Output every line below without omitting or altering anything.

--- start Given data ---

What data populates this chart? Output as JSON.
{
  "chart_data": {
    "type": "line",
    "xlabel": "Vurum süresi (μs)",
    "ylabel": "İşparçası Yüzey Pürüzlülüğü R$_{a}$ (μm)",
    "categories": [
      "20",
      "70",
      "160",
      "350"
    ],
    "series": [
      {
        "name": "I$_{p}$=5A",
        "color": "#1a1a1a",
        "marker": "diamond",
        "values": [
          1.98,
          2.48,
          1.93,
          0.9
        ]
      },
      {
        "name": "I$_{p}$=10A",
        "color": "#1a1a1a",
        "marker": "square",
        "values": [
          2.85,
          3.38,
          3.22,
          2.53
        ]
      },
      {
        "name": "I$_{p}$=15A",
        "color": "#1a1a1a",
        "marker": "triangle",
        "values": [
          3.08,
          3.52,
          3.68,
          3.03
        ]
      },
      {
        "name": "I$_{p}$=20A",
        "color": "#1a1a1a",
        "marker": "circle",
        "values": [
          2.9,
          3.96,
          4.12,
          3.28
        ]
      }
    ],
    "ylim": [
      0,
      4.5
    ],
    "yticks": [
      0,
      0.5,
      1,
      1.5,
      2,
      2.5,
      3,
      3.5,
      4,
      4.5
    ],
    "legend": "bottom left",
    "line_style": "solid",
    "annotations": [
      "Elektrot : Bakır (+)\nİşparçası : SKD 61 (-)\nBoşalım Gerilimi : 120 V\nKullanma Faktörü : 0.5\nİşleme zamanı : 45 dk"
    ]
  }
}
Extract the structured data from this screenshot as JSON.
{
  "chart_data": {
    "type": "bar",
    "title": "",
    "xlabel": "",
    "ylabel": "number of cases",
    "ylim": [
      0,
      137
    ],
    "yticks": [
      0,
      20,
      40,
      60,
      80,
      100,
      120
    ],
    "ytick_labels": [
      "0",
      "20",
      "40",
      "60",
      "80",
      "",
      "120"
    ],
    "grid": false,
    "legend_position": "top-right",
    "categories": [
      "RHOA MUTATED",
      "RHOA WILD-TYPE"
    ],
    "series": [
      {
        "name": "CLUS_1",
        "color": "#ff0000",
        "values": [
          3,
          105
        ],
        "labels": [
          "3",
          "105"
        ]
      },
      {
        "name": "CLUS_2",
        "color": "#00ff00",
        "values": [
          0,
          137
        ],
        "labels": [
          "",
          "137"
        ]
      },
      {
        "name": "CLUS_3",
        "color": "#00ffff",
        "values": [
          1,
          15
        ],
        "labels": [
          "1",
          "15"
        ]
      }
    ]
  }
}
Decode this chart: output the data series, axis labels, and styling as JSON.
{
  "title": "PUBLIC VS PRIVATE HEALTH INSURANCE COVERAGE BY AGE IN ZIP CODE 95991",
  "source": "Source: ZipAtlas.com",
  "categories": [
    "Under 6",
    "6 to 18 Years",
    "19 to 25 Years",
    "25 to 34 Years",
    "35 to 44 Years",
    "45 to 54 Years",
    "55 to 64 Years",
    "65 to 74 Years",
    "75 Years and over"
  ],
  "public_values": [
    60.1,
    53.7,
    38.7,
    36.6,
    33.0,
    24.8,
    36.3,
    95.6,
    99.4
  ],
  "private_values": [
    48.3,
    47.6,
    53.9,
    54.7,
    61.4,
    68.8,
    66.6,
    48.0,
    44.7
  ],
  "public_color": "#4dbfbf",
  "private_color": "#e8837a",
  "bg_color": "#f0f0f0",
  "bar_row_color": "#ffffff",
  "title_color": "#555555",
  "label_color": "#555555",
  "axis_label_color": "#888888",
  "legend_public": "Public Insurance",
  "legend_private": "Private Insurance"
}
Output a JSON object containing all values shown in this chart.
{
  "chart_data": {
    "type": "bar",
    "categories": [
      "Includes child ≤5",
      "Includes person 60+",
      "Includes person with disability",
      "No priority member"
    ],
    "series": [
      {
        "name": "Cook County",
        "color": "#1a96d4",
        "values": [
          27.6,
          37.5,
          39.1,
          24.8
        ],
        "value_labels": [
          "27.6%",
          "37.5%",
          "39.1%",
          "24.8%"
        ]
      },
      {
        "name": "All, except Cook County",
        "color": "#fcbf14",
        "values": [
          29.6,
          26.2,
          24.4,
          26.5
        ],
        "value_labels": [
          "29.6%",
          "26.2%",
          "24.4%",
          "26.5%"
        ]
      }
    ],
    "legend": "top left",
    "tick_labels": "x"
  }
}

--- end Given data ---

_Answer for the task_.
What data populates this chart? Output as JSON.
{
  "chart_data": {
    "type": "line",
    "xlabel": "Vurum süresi (μs)",
    "ylabel": "İşparçası Yüzey Pürüzlülüğü R$_{a}$ (μm)",
    "categories": [
      "20",
      "70",
      "160",
      "350"
    ],
    "series": [
      {
        "name": "I$_{p}$=5A",
        "color": "#1a1a1a",
        "marker": "diamond",
        "values": [
          1.98,
          2.48,
          1.93,
          0.9
        ]
      },
      {
        "name": "I$_{p}$=10A",
        "color": "#1a1a1a",
        "marker": "square",
        "values": [
          2.85,
          3.38,
          3.22,
          2.53
        ]
      },
      {
        "name": "I$_{p}$=15A",
        "color": "#1a1a1a",
        "marker": "triangle",
        "values": [
          3.08,
          3.52,
          3.68,
          3.03
        ]
      },
      {
        "name": "I$_{p}$=20A",
        "color": "#1a1a1a",
        "marker": "circle",
        "values": [
          2.9,
          3.96,
          4.12,
          3.28
        ]
      }
    ],
    "ylim": [
      0,
      4.5
    ],
    "yticks": [
      0,
      0.5,
      1,
      1.5,
      2,
      2.5,
      3,
      3.5,
      4,
      4.5
    ],
    "legend": "bottom left",
    "line_style": "solid",
    "annotations": [
      "Elektrot : Bakır (+)\nİşparçası : SKD 61 (-)\nBoşalım Gerilimi : 120 V\nKullanma Faktörü : 0.5\nİşleme zamanı : 45 dk"
    ]
  }
}
Extract the structured data from this screenshot as JSON.
{
  "chart_data": {
    "type": "bar",
    "title": "",
    "xlabel": "",
    "ylabel": "number of cases",
    "ylim": [
      0,
      137
    ],
    "yticks": [
      0,
      20,
      40,
      60,
      80,
      100,
      120
    ],
    "ytick_labels": [
      "0",
      "20",
      "40",
      "60",
      "80",
      "",
      "120"
    ],
    "grid": false,
    "legend_position": "top-right",
    "categories": [
      "RHOA MUTATED",
      "RHOA WILD-TYPE"
    ],
    "series": [
      {
        "name": "CLUS_1",
        "color": "#ff0000",
        "values": [
          3,
          105
        ],
        "labels": [
          "3",
          "105"
        ]
      },
      {
        "name": "CLUS_2",
        "color": "#00ff00",
        "values": [
          0,
          137
        ],
        "labels": [
          "",
          "137"
        ]
      },
      {
        "name": "CLUS_3",
        "color": "#00ffff",
        "values": [
          1,
          15
        ],
        "labels": [
          "1",
          "15"
        ]
      }
    ]
  }
}
Decode this chart: output the data series, axis labels, and styling as JSON.
{
  "title": "PUBLIC VS PRIVATE HEALTH INSURANCE COVERAGE BY AGE IN ZIP CODE 95991",
  "source": "Source: ZipAtlas.com",
  "categories": [
    "Under 6",
    "6 to 18 Years",
    "19 to 25 Years",
    "25 to 34 Years",
    "35 to 44 Years",
    "45 to 54 Years",
    "55 to 64 Years",
    "65 to 74 Years",
    "75 Years and over"
  ],
  "public_values": [
    60.1,
    53.7,
    38.7,
    36.6,
    33.0,
    24.8,
    36.3,
    95.6,
    99.4
  ],
  "private_values": [
    48.3,
    47.6,
    53.9,
    54.7,
    61.4,
    68.8,
    66.6,
    48.0,
    44.7
  ],
  "public_color": "#4dbfbf",
  "private_color": "#e8837a",
  "bg_color": "#f0f0f0",
  "bar_row_color": "#ffffff",
  "title_color": "#555555",
  "label_color": "#555555",
  "axis_label_color": "#888888",
  "legend_public": "Public Insurance",
  "legend_private": "Private Insurance"
}
Output a JSON object containing all values shown in this chart.
{
  "chart_data": {
    "type": "bar",
    "categories": [
      "Includes child ≤5",
      "Includes person 60+",
      "Includes person with disability",
      "No priority member"
    ],
    "series": [
      {
        "name": "Cook County",
        "color": "#1a96d4",
        "values": [
          27.6,
          37.5,
          39.1,
          24.8
        ],
        "value_labels": [
          "27.6%",
          "37.5%",
          "39.1%",
          "24.8%"
        ]
      },
      {
        "name": "All, except Cook County",
        "color": "#fcbf14",
        "values": [
          29.6,
          26.2,
          24.4,
          26.5
        ],
        "value_labels": [
          "29.6%",
          "26.2%",
          "24.4%",
          "26.5%"
        ]
      }
    ],
    "legend": "top left",
    "tick_labels": "x"
  }
}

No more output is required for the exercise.